REQUIRED TASK
Which lines contain the word "McKinsey"? Return each of them as written.

INPUT ROWS
======
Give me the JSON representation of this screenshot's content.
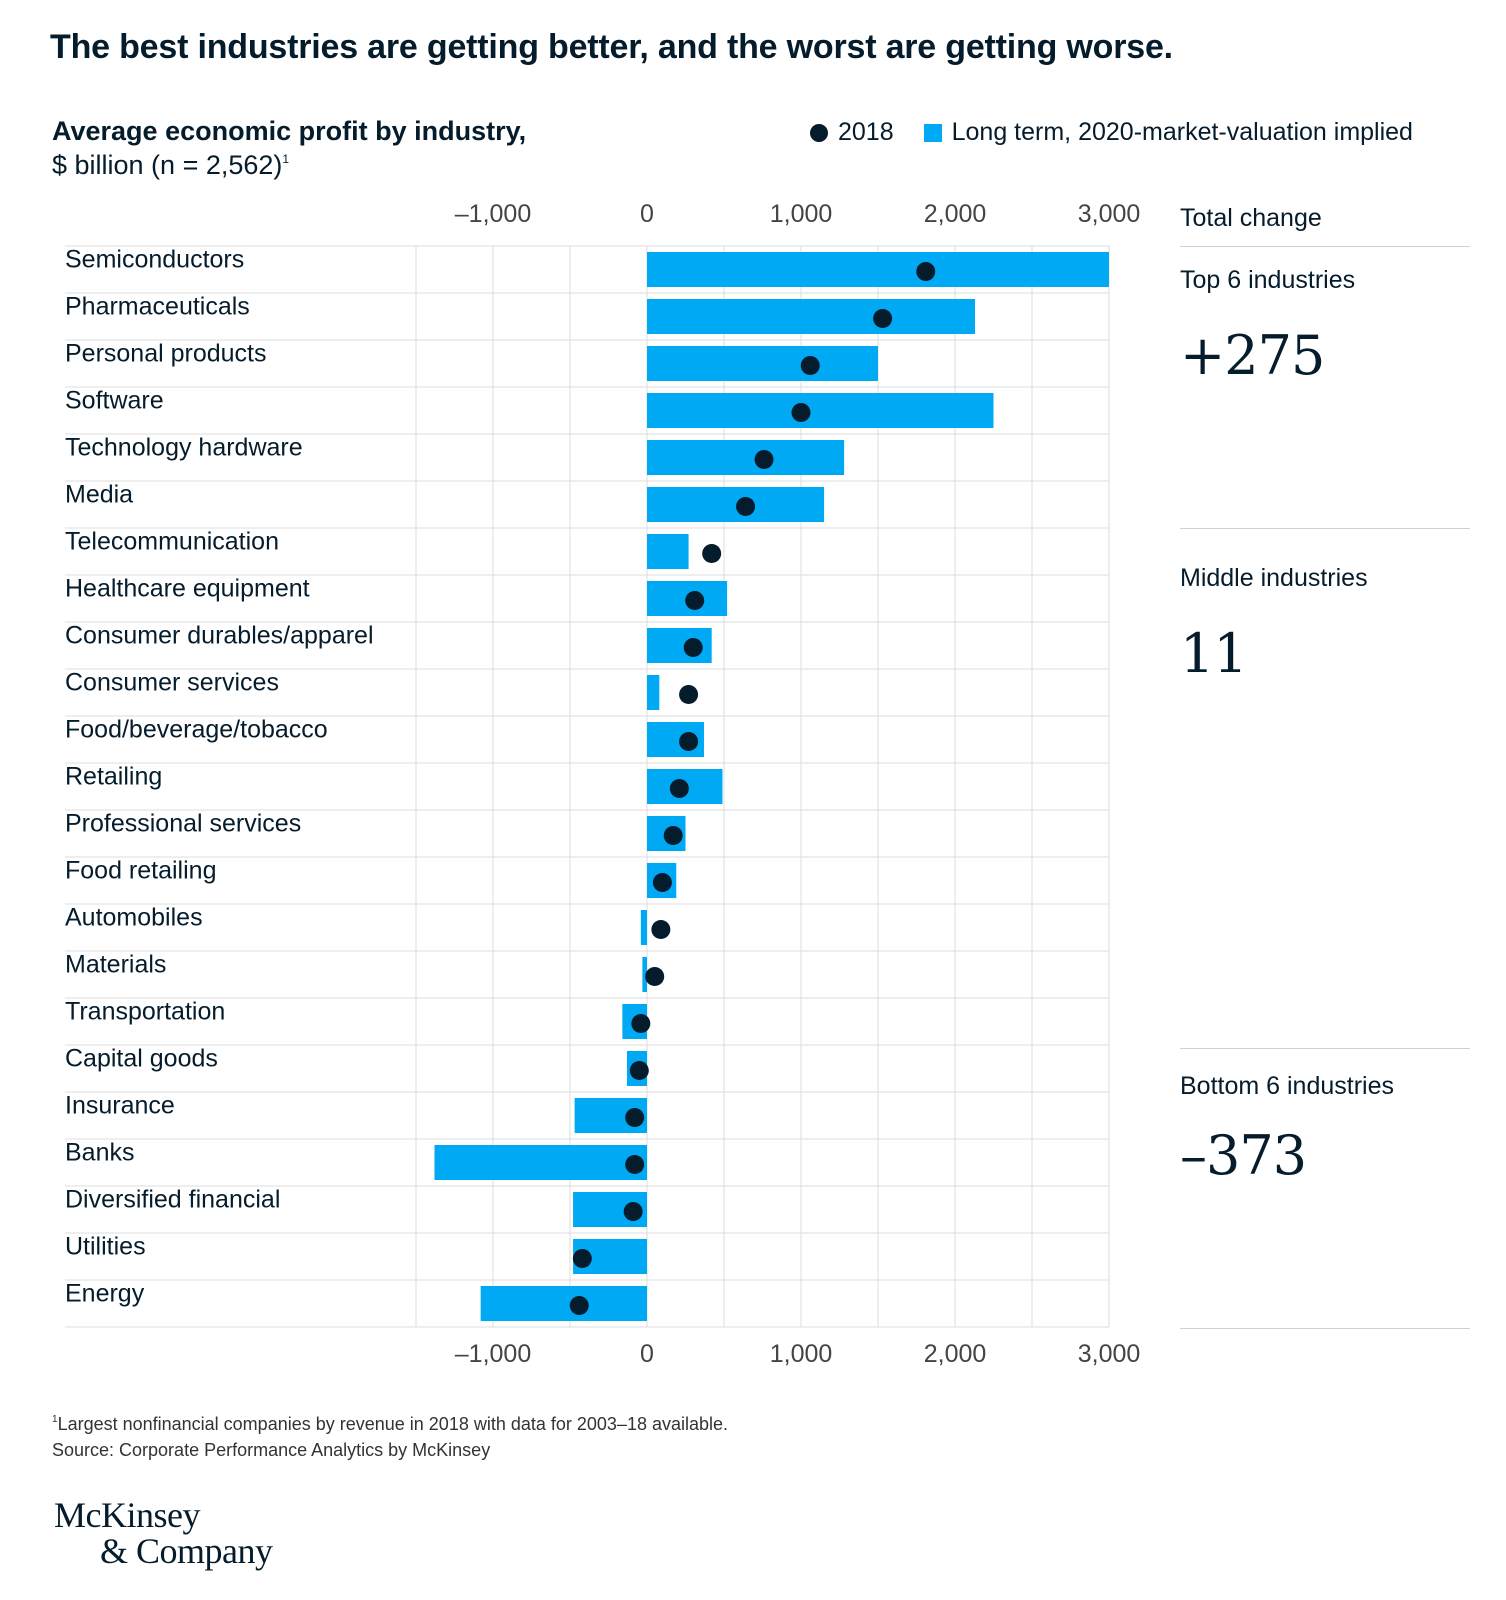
{
  "title": "The best industries are getting better, and the worst are getting worse.",
  "subtitle_bold": "Average economic profit by industry,",
  "subtitle_light": "$ billion (n = 2,562)",
  "subtitle_footnote_mark": "1",
  "legend": {
    "dot_label": "2018",
    "bar_label": "Long term, 2020-market-valuation implied"
  },
  "side": {
    "header": "Total change",
    "groups": [
      {
        "label": "Top 6 industries",
        "value": "+275"
      },
      {
        "label": "Middle industries",
        "value": "11"
      },
      {
        "label": "Bottom 6 industries",
        "value": "–373"
      }
    ]
  },
  "footnote_mark": "1",
  "footnote": "Largest nonfinancial companies by revenue in 2018 with data for 2003–18 available.",
  "source": "Source: Corporate Performance Analytics by McKinsey",
  "logo": {
    "line1": "McKinsey",
    "line2": "& Company"
  },
  "colors": {
    "bar": "#00a9f4",
    "dot": "#051c2c",
    "grid": "#dcdcdc",
    "text": "#051c2c"
  },
  "chart_data": {
    "type": "bar",
    "orientation": "horizontal",
    "xlim": [
      -1500,
      3000
    ],
    "xticks": [
      -1000,
      0,
      1000,
      2000,
      3000
    ],
    "xtick_labels": [
      "–1,000",
      "0",
      "1,000",
      "2,000",
      "3,000"
    ],
    "grid": true,
    "legend_position": "top-right",
    "categories": [
      "Semiconductors",
      "Pharmaceuticals",
      "Personal products",
      "Software",
      "Technology hardware",
      "Media",
      "Telecommunication",
      "Healthcare equipment",
      "Consumer durables/apparel",
      "Consumer services",
      "Food/beverage/tobacco",
      "Retailing",
      "Professional services",
      "Food retailing",
      "Automobiles",
      "Materials",
      "Transportation",
      "Capital goods",
      "Insurance",
      "Banks",
      "Diversified financial",
      "Utilities",
      "Energy"
    ],
    "series": [
      {
        "name": "Long term, 2020-market-valuation implied",
        "values": [
          3000,
          2130,
          1500,
          2250,
          1280,
          1150,
          270,
          520,
          420,
          80,
          370,
          490,
          250,
          190,
          -40,
          -30,
          -160,
          -130,
          -470,
          -1380,
          -480,
          -480,
          -1080
        ]
      },
      {
        "name": "2018",
        "values": [
          1810,
          1530,
          1060,
          1000,
          760,
          640,
          420,
          310,
          300,
          270,
          270,
          210,
          170,
          100,
          90,
          50,
          -40,
          -50,
          -80,
          -80,
          -90,
          -420,
          -440
        ]
      }
    ]
  }
}
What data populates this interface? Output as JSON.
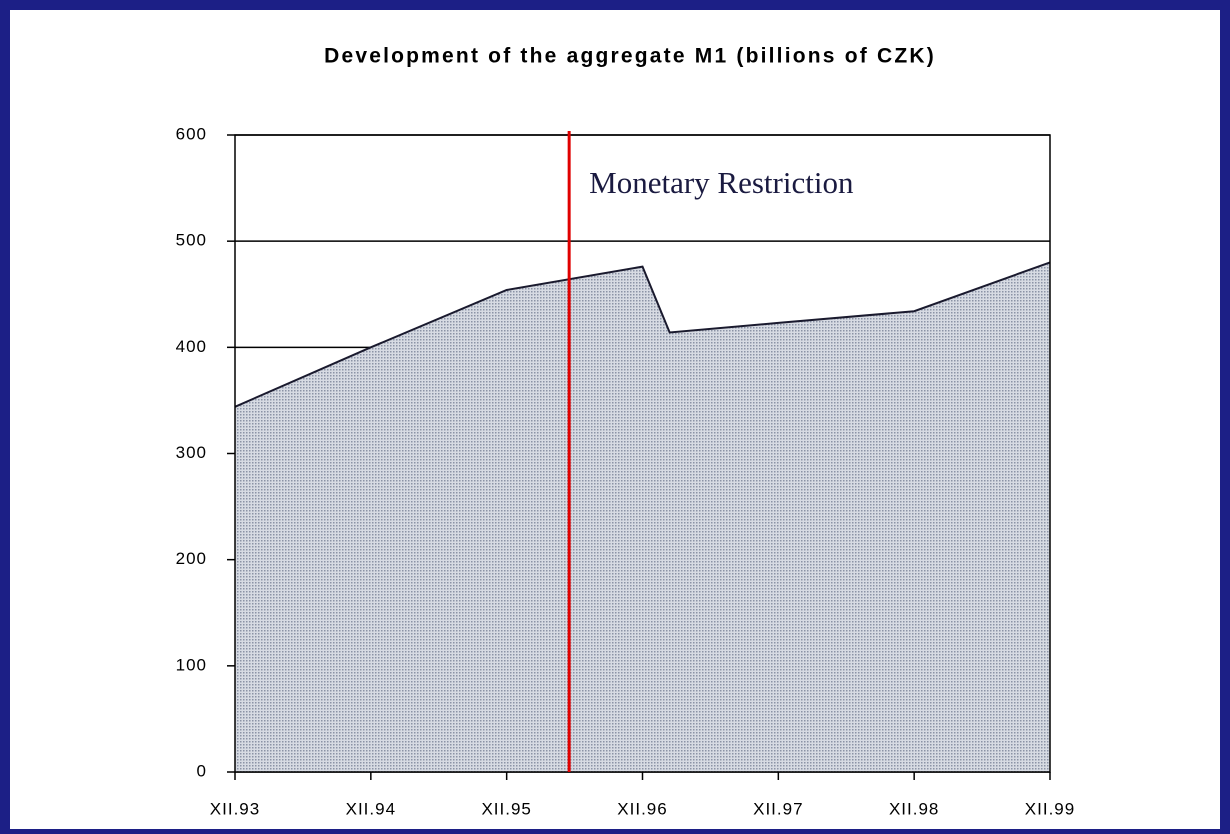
{
  "chart_data": {
    "type": "area",
    "title": "Development of the aggregate M1 (billions of CZK)",
    "x": [
      1994,
      1995,
      1996,
      1997,
      1997.2,
      1998,
      1999,
      2000
    ],
    "values": [
      344,
      400,
      454,
      476,
      414,
      423,
      434,
      480
    ],
    "color": "#b4bccb",
    "xlim": [
      1994,
      2000
    ],
    "xticks": [
      {
        "value": 1994,
        "label": "XII.93"
      },
      {
        "value": 1995,
        "label": "XII.94"
      },
      {
        "value": 1996,
        "label": "XII.95"
      },
      {
        "value": 1997,
        "label": "XII.96"
      },
      {
        "value": 1998,
        "label": "XII.97"
      },
      {
        "value": 1999,
        "label": "XII.98"
      },
      {
        "value": 2000,
        "label": "XII.99"
      }
    ],
    "ylim": [
      0,
      600
    ],
    "yticks": [
      0,
      100,
      200,
      300,
      400,
      500,
      600
    ],
    "grid": true,
    "annotation": {
      "x": 1996.46,
      "label": "Monetary Restriction",
      "color": "#e00000"
    }
  }
}
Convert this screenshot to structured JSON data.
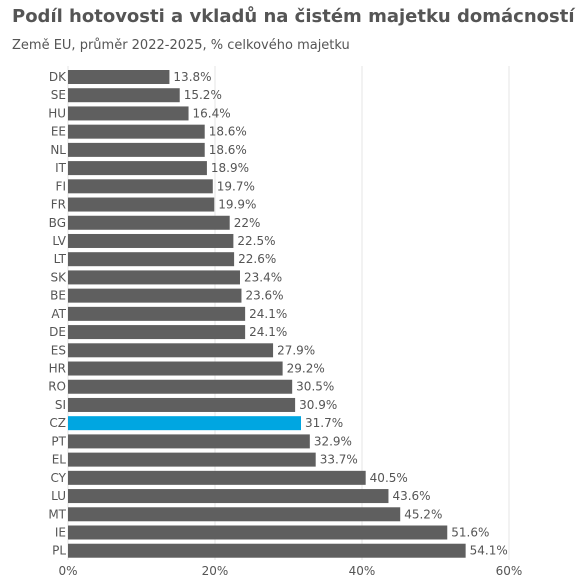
======
OUTPUT OF THE EXERCISE
  "source": "Source: Corporate Performance Analytics by McKinsey",
    "line1": "McKinsey",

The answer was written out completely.